→ RECORDS FOR THE TASK
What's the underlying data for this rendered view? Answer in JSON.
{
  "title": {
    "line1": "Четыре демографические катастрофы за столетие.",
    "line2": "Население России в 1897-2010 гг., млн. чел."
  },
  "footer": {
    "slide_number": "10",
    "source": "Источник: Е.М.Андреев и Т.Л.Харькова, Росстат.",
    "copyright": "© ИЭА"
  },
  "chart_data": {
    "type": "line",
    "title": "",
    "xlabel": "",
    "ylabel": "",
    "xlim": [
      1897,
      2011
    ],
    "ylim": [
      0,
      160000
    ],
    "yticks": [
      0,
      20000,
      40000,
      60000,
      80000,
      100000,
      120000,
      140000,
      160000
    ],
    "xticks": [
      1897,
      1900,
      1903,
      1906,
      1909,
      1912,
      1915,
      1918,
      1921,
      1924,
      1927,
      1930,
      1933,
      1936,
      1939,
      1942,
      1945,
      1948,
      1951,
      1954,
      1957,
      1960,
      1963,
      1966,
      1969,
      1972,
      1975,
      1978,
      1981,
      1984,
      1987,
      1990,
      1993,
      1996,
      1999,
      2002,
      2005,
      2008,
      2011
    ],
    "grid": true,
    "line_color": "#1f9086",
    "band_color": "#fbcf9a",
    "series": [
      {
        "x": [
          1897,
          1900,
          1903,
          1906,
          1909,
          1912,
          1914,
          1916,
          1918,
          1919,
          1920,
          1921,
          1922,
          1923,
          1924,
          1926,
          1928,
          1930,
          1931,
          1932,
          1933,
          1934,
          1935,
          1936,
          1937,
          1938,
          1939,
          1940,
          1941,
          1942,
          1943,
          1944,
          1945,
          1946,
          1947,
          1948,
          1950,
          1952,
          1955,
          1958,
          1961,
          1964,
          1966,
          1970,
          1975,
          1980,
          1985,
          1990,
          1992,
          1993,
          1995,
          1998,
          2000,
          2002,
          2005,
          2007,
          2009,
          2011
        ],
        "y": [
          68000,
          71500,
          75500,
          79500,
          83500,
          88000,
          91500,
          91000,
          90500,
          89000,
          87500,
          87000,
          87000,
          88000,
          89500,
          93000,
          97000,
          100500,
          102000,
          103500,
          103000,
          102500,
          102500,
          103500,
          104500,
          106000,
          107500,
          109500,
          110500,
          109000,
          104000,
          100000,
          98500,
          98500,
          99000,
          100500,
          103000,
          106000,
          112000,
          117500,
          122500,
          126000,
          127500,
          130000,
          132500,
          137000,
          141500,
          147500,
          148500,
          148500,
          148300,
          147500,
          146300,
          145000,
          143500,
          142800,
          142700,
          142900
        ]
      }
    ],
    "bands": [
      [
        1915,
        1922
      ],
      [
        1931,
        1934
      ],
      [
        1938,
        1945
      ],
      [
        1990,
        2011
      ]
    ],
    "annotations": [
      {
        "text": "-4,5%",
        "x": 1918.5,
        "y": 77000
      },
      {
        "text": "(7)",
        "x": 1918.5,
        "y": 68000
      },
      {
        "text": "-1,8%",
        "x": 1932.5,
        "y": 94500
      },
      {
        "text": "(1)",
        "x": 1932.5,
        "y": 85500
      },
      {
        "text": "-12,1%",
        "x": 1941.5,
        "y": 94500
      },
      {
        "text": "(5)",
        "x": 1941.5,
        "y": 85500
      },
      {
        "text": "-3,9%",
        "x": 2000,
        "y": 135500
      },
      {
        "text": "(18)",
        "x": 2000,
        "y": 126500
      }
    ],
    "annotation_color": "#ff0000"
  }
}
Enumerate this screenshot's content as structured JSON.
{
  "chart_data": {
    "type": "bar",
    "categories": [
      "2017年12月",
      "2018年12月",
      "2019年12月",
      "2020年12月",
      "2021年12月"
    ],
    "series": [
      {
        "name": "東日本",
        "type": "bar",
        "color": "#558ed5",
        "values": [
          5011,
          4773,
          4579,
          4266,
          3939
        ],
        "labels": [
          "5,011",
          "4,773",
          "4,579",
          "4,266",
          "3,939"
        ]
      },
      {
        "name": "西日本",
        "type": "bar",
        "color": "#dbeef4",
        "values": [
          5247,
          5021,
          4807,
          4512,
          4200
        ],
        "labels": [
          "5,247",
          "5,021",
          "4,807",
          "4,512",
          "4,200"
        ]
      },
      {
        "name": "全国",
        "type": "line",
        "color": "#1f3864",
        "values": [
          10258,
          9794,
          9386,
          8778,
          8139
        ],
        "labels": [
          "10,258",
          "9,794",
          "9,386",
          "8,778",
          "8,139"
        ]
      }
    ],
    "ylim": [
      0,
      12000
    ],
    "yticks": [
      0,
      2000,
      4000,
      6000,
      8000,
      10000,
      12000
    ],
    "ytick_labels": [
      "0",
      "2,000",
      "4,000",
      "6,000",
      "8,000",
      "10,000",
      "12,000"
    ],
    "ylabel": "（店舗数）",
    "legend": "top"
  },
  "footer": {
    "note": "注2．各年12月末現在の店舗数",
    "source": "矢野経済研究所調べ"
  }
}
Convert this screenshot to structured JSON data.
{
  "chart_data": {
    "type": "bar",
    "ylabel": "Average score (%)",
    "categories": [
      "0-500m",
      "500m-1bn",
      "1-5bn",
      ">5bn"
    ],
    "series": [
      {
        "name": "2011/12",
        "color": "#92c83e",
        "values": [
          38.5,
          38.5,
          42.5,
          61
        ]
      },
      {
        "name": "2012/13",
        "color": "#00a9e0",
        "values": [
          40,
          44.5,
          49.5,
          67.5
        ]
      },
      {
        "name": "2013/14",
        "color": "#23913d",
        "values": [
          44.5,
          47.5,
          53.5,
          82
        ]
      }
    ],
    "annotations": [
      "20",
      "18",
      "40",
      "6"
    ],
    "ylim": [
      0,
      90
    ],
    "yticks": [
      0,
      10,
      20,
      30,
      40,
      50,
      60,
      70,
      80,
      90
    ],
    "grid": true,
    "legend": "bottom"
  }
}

---

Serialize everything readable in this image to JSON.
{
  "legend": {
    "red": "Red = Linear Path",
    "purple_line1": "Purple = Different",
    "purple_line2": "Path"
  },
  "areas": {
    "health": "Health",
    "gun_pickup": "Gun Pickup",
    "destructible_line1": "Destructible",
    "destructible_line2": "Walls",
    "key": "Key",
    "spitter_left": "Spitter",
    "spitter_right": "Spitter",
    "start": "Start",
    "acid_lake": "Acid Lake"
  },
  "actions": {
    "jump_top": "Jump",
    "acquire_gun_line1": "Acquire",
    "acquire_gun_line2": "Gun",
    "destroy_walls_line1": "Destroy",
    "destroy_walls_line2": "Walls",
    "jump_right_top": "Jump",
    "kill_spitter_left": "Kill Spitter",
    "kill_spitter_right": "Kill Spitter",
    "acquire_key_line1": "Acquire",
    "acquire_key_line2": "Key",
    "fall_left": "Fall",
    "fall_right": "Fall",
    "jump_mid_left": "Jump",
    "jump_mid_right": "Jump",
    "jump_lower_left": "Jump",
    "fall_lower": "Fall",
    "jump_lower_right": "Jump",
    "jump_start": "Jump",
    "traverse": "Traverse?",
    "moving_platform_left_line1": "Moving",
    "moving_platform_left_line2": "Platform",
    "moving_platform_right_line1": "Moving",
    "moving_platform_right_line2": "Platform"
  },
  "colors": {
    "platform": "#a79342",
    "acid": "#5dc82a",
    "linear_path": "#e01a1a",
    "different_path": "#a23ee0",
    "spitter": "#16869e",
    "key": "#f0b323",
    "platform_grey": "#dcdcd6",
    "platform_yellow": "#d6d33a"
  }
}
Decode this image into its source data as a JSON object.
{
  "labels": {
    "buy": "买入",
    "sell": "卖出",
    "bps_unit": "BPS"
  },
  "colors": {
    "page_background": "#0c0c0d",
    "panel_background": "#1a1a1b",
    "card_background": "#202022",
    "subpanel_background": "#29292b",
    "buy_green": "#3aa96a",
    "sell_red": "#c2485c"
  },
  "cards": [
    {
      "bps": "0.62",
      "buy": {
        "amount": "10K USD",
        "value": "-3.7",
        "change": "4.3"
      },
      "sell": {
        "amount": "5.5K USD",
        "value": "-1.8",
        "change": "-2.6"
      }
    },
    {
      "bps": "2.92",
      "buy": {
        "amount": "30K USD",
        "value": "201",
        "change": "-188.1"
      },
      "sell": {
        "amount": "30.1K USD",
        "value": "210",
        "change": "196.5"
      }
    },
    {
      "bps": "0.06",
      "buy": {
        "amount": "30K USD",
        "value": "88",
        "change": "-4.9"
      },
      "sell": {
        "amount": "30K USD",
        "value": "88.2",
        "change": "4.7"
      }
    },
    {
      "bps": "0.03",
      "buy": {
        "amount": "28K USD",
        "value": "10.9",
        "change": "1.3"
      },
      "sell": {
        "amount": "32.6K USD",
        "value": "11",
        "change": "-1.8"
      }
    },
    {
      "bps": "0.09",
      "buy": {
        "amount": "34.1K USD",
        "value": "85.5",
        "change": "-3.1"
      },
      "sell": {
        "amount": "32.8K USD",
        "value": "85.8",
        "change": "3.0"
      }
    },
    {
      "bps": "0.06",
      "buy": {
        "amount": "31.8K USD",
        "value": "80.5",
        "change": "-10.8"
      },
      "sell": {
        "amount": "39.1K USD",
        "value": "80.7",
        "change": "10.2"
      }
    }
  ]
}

→ SET PROBLEM
Look through the entries above for the word "amount". Copy every line where it shows up.

→ RESPONSE TO THE TASK
        "amount": "10K USD",
        "amount": "5.5K USD",
        "amount": "30K USD",
        "amount": "30.1K USD",
        "amount": "30K USD",
        "amount": "30K USD",
        "amount": "28K USD",
        "amount": "32.6K USD",
        "amount": "34.1K USD",
        "amount": "32.8K USD",
        "amount": "31.8K USD",
        "amount": "39.1K USD",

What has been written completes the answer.